━━━ Textauszug ━━━

Wieviele Menschen würden gern sein Schicksal teilen, wenn Opiumpräperate die Stimmung positiv beeinflussen? Hierzu sollte man zum Beispiel den parallel einwirkenden Sachverhalt, dass die Schmerzempfindung im Gehirn herab gesetzt wird, bedenken, da automatisch die drängenden Probleme als nicht so akut wahr genommen werden. Somit ist nicht nachvollziehbar, weshalb man auf so eine Hochgestimmtheit verzichten möchte, aber wenn man sich in den Kopf gesetzt hat („nie wieder Opioide“), verbotenes Cannabis legal aus der Apotheke zu holen, da kann man sich schon mal vergallopieren. Wenn man Opioide nicht handhaben kann („enorme Abhängigkeit“), weil überdosiert (siehe: kaputter Magen), ist zu bezweifeln, mit Cannabis eigenverantwortlich umzugehen. Der Hinweis, sich im Zweifel eines natürlichen Produktes zu bedienen, schließlich befindet man sich in guter Gesellschaft mit den Majas zum Beispiel, ist hanebüchener Blödsinn, da die rauschhaften Zustände ausschließlich bei rituellen Handlungen zu sich genommen und unter keinen Umständen dauerkonsumiert wurden.

━━━ Arbeitsmaterial ━━━

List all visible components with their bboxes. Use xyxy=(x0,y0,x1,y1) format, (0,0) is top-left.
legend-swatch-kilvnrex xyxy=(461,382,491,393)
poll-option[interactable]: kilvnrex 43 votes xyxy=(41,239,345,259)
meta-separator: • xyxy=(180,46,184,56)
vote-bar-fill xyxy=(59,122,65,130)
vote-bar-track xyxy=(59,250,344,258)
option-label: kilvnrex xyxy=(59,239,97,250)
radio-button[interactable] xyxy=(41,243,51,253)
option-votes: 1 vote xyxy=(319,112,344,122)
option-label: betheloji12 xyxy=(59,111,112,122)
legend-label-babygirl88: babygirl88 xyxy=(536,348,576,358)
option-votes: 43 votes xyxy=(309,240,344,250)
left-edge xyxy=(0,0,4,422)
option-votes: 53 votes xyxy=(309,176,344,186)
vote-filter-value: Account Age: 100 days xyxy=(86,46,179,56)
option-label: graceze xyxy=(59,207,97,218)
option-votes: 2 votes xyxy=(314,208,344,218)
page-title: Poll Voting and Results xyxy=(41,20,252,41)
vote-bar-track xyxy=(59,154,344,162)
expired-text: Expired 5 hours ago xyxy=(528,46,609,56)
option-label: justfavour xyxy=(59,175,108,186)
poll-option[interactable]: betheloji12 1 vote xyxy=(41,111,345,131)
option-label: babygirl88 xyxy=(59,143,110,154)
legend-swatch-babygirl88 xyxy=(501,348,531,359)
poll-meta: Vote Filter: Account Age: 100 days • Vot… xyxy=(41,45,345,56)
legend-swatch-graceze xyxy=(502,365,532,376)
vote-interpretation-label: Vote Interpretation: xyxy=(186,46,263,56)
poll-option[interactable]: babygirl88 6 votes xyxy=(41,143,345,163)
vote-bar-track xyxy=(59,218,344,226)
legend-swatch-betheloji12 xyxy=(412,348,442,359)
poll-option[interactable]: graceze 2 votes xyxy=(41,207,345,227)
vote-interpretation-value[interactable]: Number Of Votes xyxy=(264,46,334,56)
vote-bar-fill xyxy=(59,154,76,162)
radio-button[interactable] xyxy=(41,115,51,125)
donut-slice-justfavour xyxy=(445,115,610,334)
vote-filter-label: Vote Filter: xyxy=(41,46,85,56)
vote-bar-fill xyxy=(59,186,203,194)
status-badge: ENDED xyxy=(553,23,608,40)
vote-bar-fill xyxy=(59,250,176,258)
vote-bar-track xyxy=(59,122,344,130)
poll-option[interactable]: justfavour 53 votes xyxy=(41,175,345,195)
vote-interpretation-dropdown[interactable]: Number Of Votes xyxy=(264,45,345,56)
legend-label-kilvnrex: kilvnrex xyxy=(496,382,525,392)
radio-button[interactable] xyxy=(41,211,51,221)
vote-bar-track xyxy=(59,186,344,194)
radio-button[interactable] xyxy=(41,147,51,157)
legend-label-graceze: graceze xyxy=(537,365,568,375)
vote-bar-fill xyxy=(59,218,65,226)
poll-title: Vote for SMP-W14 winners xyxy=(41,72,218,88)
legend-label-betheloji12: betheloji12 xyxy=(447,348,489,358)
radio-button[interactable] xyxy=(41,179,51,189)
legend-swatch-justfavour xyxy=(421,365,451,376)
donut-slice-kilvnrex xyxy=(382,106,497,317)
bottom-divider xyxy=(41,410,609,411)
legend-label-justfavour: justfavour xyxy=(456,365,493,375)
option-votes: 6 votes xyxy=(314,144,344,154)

━━━

- Gelesenes anwenden -
1: Zählen Sie alle Substanzen auf, die im Textauszug über Opioide und Cannabis mit Namen genannt werden.
2: Warum bezeichnet der Textauszug den Hinweis auf die Majas als „hanebüchener Blödsinn“? Antworten Sie in ein bis drei Sätzen.
3: Führen Sie den Textauszug über Opioide und Cannabis im Anschluss an seinen letzten Satz weiter.

- Ergebnisse je Aufgabe -
1: Im Textauszug werden Opiumpräperate, Opioide und Cannabis genannt.

2: Laut Textauszug wurden rauschhafte Zustände bei den Majas ausschließlich bei rituellen Handlungen herbeigeführt. Die Mittel wurden unter keinen Umständen dauerhaft konsumiert.

3:
Abschließendes Fazit:

Der Artikel ist schlecht recherchiert, glänzt mit Halbwahrheiten und konstruiert Scheinargumente. Schwerkranke Menschen können seit nunmehr zwei Jahren Cannabis auf Rezept erhalten, die Kosten übernimmt die gesetzliche Krankenkasse. Kein Mensch muss monatlich 350 Euro zuzahlen oder sich in Schulden stürzen. Nach meinem Dafürhalten kann Cannibis zur Schmerzbekämpfung Opiode und Morphine nicht ersetzen, es täuscht lediglich die weiche Birne über den schlechten Allgemeinzustand hinweg. Deshalb muss man auch ständig mit der Dosis nachlegen, dass es so bleibt. Manchmal hilft es, temporär zu verzichten, denn, unter Verweis auf einen Aphorismus Novalis (Achtung: old school!) ist Schmerz schließlich „eine Erinnerung unsres hohen Rangs“.